▶ **Instructions to follow**: Write out each line word for word. Drop pictures.

▶ **Input material**:
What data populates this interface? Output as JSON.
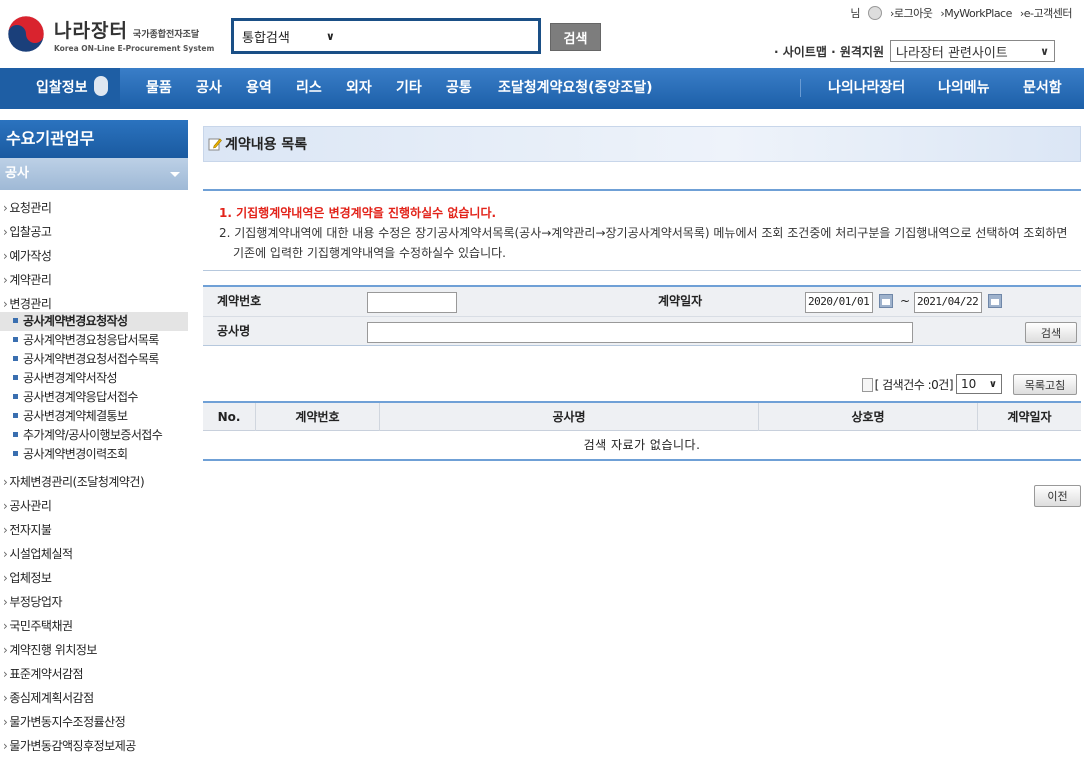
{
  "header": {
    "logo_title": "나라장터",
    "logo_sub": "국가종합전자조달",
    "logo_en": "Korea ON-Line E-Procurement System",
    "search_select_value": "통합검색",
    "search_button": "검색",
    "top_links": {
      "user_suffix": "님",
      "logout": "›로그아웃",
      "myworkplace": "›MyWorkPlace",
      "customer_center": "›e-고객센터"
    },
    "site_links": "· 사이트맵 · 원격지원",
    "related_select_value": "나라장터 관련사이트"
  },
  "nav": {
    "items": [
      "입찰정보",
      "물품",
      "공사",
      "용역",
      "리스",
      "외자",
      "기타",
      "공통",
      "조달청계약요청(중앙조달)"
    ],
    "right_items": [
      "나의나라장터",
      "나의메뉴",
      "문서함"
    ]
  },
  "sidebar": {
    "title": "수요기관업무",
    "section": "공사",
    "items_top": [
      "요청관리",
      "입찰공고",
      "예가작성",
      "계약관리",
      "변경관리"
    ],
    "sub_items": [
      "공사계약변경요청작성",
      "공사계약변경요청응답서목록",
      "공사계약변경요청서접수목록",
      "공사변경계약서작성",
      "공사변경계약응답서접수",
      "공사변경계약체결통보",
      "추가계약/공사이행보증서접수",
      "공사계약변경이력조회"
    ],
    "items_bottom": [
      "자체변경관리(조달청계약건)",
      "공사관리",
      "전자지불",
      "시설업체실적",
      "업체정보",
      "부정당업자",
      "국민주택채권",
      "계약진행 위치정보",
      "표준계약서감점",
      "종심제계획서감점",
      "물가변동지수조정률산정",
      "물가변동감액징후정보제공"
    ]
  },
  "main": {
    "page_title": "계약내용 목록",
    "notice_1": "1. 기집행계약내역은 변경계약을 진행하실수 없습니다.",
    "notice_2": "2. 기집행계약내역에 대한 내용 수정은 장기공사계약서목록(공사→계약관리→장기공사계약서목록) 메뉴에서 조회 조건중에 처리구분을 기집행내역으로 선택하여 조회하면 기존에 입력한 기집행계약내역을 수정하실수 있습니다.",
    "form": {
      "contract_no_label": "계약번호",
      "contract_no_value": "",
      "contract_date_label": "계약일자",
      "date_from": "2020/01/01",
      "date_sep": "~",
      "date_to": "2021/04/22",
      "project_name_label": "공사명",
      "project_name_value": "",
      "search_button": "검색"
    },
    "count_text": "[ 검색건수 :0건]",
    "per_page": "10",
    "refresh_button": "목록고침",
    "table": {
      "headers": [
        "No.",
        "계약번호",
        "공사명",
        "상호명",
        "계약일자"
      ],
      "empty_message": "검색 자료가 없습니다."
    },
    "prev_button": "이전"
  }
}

▶ **Expected output**:
What data populates this interface? Output as JSON.
{
  "header": {
    "logo_title": "나라장터",
    "logo_sub": "국가종합전자조달",
    "logo_en": "Korea ON-Line E-Procurement System",
    "search_select_value": "통합검색",
    "search_button": "검색",
    "top_links": {
      "user_suffix": "님",
      "logout": "›로그아웃",
      "myworkplace": "›MyWorkPlace",
      "customer_center": "›e-고객센터"
    },
    "site_links": "· 사이트맵 · 원격지원",
    "related_select_value": "나라장터 관련사이트"
  },
  "nav": {
    "items": [
      "입찰정보",
      "물품",
      "공사",
      "용역",
      "리스",
      "외자",
      "기타",
      "공통",
      "조달청계약요청(중앙조달)"
    ],
    "right_items": [
      "나의나라장터",
      "나의메뉴",
      "문서함"
    ]
  },
  "sidebar": {
    "title": "수요기관업무",
    "section": "공사",
    "items_top": [
      "요청관리",
      "입찰공고",
      "예가작성",
      "계약관리",
      "변경관리"
    ],
    "sub_items": [
      "공사계약변경요청작성",
      "공사계약변경요청응답서목록",
      "공사계약변경요청서접수목록",
      "공사변경계약서작성",
      "공사변경계약응답서접수",
      "공사변경계약체결통보",
      "추가계약/공사이행보증서접수",
      "공사계약변경이력조회"
    ],
    "items_bottom": [
      "자체변경관리(조달청계약건)",
      "공사관리",
      "전자지불",
      "시설업체실적",
      "업체정보",
      "부정당업자",
      "국민주택채권",
      "계약진행 위치정보",
      "표준계약서감점",
      "종심제계획서감점",
      "물가변동지수조정률산정",
      "물가변동감액징후정보제공"
    ]
  },
  "main": {
    "page_title": "계약내용 목록",
    "notice_1": "1. 기집행계약내역은 변경계약을 진행하실수 없습니다.",
    "notice_2": "2. 기집행계약내역에 대한 내용 수정은 장기공사계약서목록(공사→계약관리→장기공사계약서목록) 메뉴에서 조회 조건중에 처리구분을 기집행내역으로 선택하여 조회하면 기존에 입력한 기집행계약내역을 수정하실수 있습니다.",
    "form": {
      "contract_no_label": "계약번호",
      "contract_no_value": "",
      "contract_date_label": "계약일자",
      "date_from": "2020/01/01",
      "date_sep": "~",
      "date_to": "2021/04/22",
      "project_name_label": "공사명",
      "project_name_value": "",
      "search_button": "검색"
    },
    "count_text": "[ 검색건수 :0건]",
    "per_page": "10",
    "refresh_button": "목록고침",
    "table": {
      "headers": [
        "No.",
        "계약번호",
        "공사명",
        "상호명",
        "계약일자"
      ],
      "empty_message": "검색 자료가 없습니다."
    },
    "prev_button": "이전"
  }
}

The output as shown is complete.